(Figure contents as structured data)
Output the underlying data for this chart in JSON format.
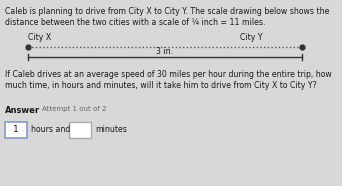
{
  "title_line1": "Caleb is planning to drive from City X to City Y. The scale drawing below shows the",
  "title_line2": "distance between the two cities with a scale of ¼ inch = 11 miles.",
  "city_x_label": "City X",
  "city_y_label": "City Y",
  "scale_label": "3 in.",
  "question_line1": "If Caleb drives at an average speed of 30 miles per hour during the entire trip, how",
  "question_line2": "much time, in hours and minutes, will it take him to drive from City X to City Y?",
  "answer_label": "Answer",
  "attempt_label": "Attempt 1 out of 2",
  "hours_value": "1",
  "bg_color": "#d8d8d8",
  "text_color": "#1a1a1a",
  "dot_line_color": "#555555",
  "scale_line_color": "#333333",
  "box1_edge_color": "#8899cc",
  "box2_edge_color": "#aaaaaa"
}
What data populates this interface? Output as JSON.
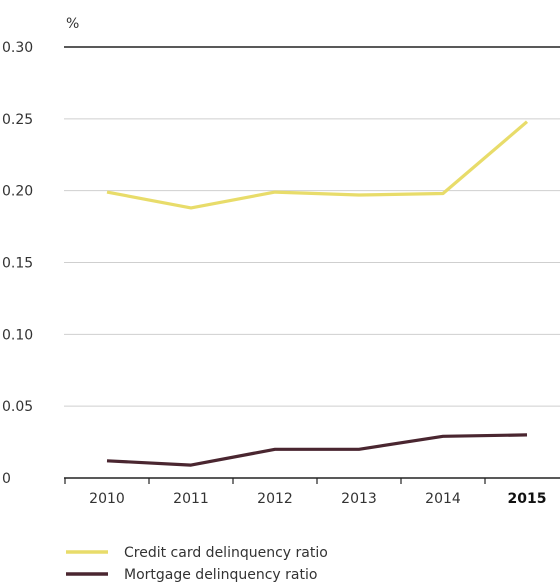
{
  "chart_data": {
    "type": "line",
    "title": "",
    "xlabel": "",
    "ylabel": "%",
    "ylim": [
      0,
      0.3
    ],
    "yticks": [
      "0",
      "0.05",
      "0.10",
      "0.15",
      "0.20",
      "0.25",
      "0.30"
    ],
    "ytick_values": [
      0,
      0.05,
      0.1,
      0.15,
      0.2,
      0.25,
      0.3
    ],
    "categories": [
      "2010",
      "2011",
      "2012",
      "2013",
      "2014",
      "2015"
    ],
    "highlight_category": "2015",
    "grid": true,
    "legend_position": "bottom-left",
    "series": [
      {
        "name": "Credit card delinquency ratio",
        "color": "#e8dc6a",
        "values": [
          0.199,
          0.188,
          0.199,
          0.197,
          0.198,
          0.248
        ]
      },
      {
        "name": "Mortgage delinquency ratio",
        "color": "#4a2630",
        "values": [
          0.012,
          0.009,
          0.02,
          0.02,
          0.029,
          0.03
        ]
      }
    ]
  }
}
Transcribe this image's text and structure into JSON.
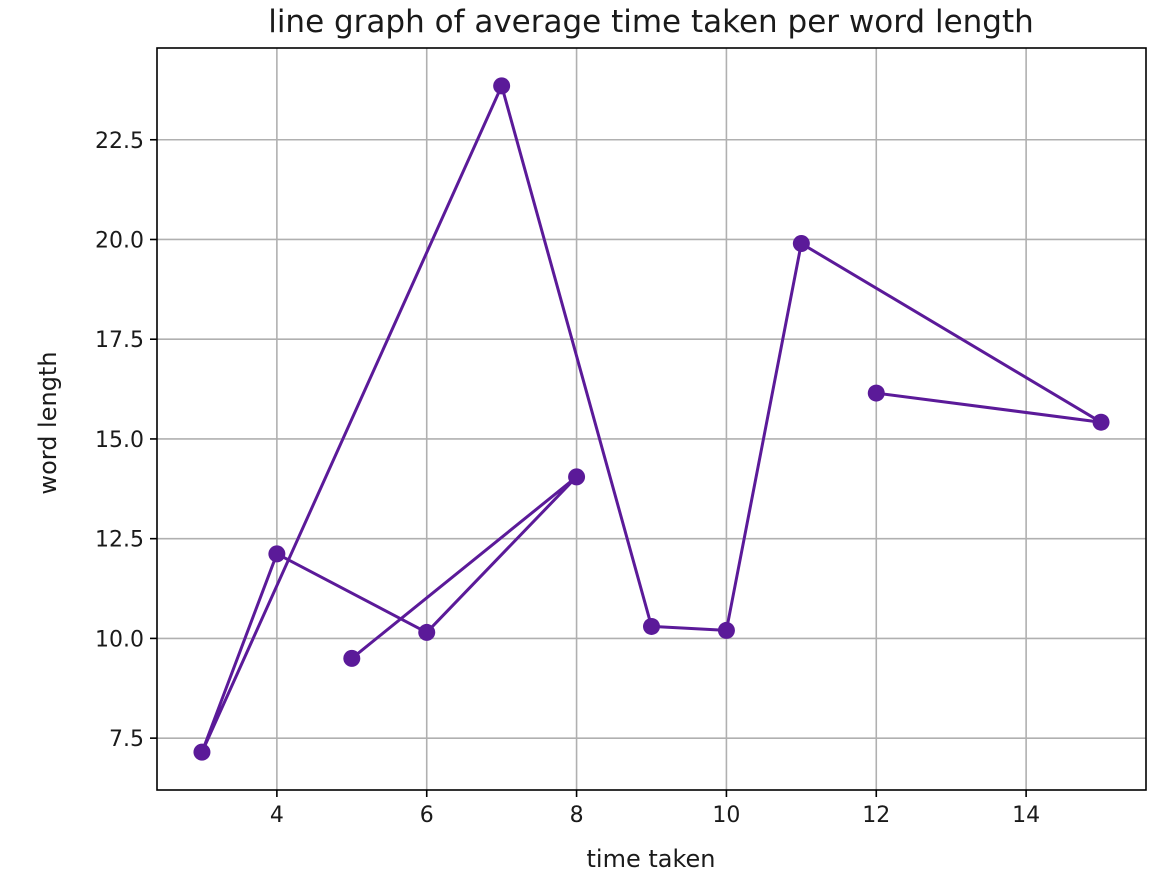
{
  "chart_data": {
    "type": "line",
    "title": "line graph of average time taken per word length",
    "xlabel": "time taken",
    "ylabel": "word length",
    "xlim": [
      2.4,
      15.6
    ],
    "ylim": [
      6.2,
      24.8
    ],
    "xticks": [
      4,
      6,
      8,
      10,
      12,
      14
    ],
    "xtick_labels": [
      "4",
      "6",
      "8",
      "10",
      "12",
      "14"
    ],
    "yticks": [
      7.5,
      10.0,
      12.5,
      15.0,
      17.5,
      20.0,
      22.5
    ],
    "ytick_labels": [
      "7.5",
      "10.0",
      "12.5",
      "15.0",
      "17.5",
      "20.0",
      "22.5"
    ],
    "grid": true,
    "color": "#5b1a99",
    "series": [
      {
        "points": [
          {
            "x": 5,
            "y": 9.5
          },
          {
            "x": 8,
            "y": 14.05
          },
          {
            "x": 6,
            "y": 10.15
          },
          {
            "x": 4,
            "y": 12.12
          },
          {
            "x": 3,
            "y": 7.15
          },
          {
            "x": 7,
            "y": 23.85
          },
          {
            "x": 9,
            "y": 10.3
          },
          {
            "x": 10,
            "y": 10.2
          },
          {
            "x": 11,
            "y": 19.9
          },
          {
            "x": 15,
            "y": 15.42
          },
          {
            "x": 12,
            "y": 16.15
          }
        ]
      }
    ]
  }
}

REQUIREMENT: Report all lines of the material that contain the word "Caleb".

OUTPUT FOR THIS TASK:
  "title_line1": "Caleb is planning to drive from City X to City Y. The scale drawing below shows the",
  "question_line1": "If Caleb drives at an average speed of 30 miles per hour during the entire trip, how",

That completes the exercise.